Required task
Leave the pictures out, and retype all of the material exactly as written.

The records
[START]

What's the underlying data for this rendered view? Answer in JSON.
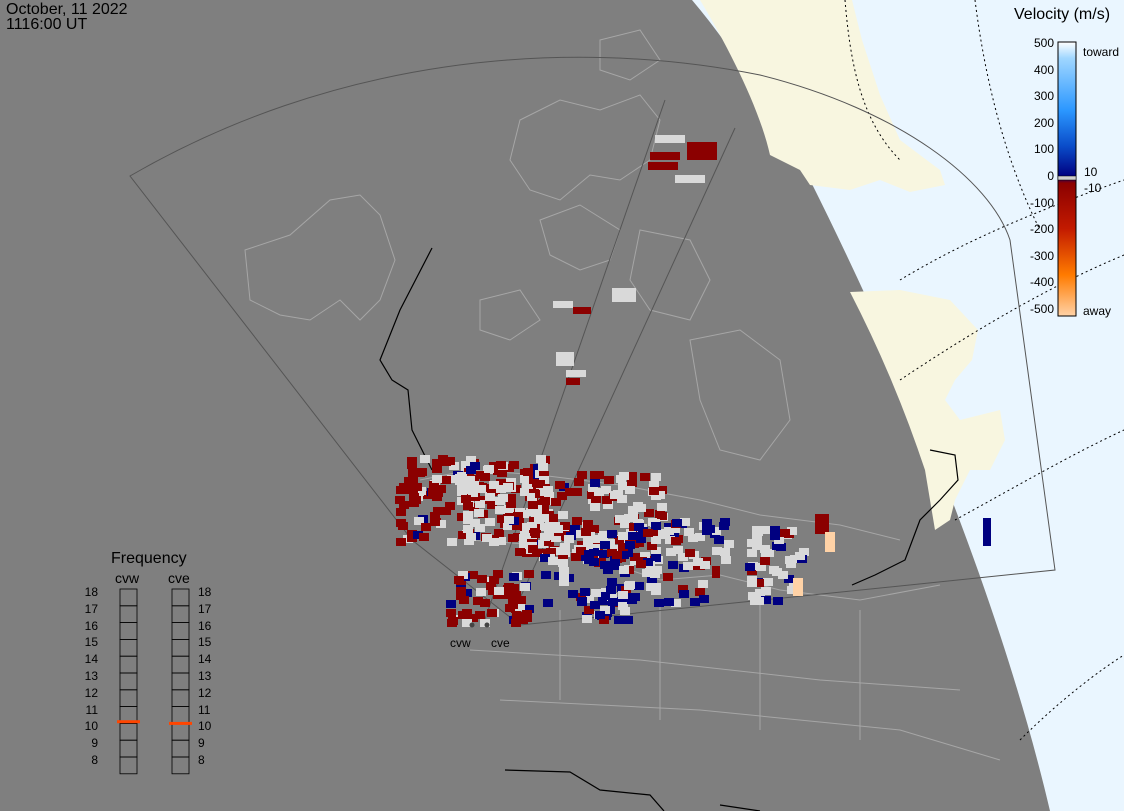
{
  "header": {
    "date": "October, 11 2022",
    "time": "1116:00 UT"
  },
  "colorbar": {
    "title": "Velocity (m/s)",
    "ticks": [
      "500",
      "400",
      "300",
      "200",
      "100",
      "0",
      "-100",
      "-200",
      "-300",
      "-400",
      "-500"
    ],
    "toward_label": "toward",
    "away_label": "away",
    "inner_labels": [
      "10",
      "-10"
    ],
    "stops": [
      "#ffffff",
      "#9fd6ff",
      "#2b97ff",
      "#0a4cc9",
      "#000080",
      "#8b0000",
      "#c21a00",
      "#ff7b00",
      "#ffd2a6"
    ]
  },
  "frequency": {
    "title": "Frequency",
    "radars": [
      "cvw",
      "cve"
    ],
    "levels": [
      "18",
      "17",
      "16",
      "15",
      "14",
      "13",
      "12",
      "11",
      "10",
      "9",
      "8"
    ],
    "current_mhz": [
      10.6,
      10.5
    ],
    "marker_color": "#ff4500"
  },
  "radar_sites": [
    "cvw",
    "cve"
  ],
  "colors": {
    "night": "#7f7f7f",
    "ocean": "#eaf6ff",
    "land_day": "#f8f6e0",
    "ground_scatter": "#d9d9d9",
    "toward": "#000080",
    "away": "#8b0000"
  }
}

[END]

Exercise response
What's the underlying data for this rendered view? Answer in JSON.
{
  "header": {
    "date": "October, 11 2022",
    "time": "1116:00 UT"
  },
  "colorbar": {
    "title": "Velocity (m/s)",
    "ticks": [
      "500",
      "400",
      "300",
      "200",
      "100",
      "0",
      "-100",
      "-200",
      "-300",
      "-400",
      "-500"
    ],
    "toward_label": "toward",
    "away_label": "away",
    "inner_labels": [
      "10",
      "-10"
    ],
    "stops": [
      "#ffffff",
      "#9fd6ff",
      "#2b97ff",
      "#0a4cc9",
      "#000080",
      "#8b0000",
      "#c21a00",
      "#ff7b00",
      "#ffd2a6"
    ]
  },
  "frequency": {
    "title": "Frequency",
    "radars": [
      "cvw",
      "cve"
    ],
    "levels": [
      "18",
      "17",
      "16",
      "15",
      "14",
      "13",
      "12",
      "11",
      "10",
      "9",
      "8"
    ],
    "current_mhz": [
      10.6,
      10.5
    ],
    "marker_color": "#ff4500"
  },
  "radar_sites": [
    "cvw",
    "cve"
  ],
  "colors": {
    "night": "#7f7f7f",
    "ocean": "#eaf6ff",
    "land_day": "#f8f6e0",
    "ground_scatter": "#d9d9d9",
    "toward": "#000080",
    "away": "#8b0000"
  }
}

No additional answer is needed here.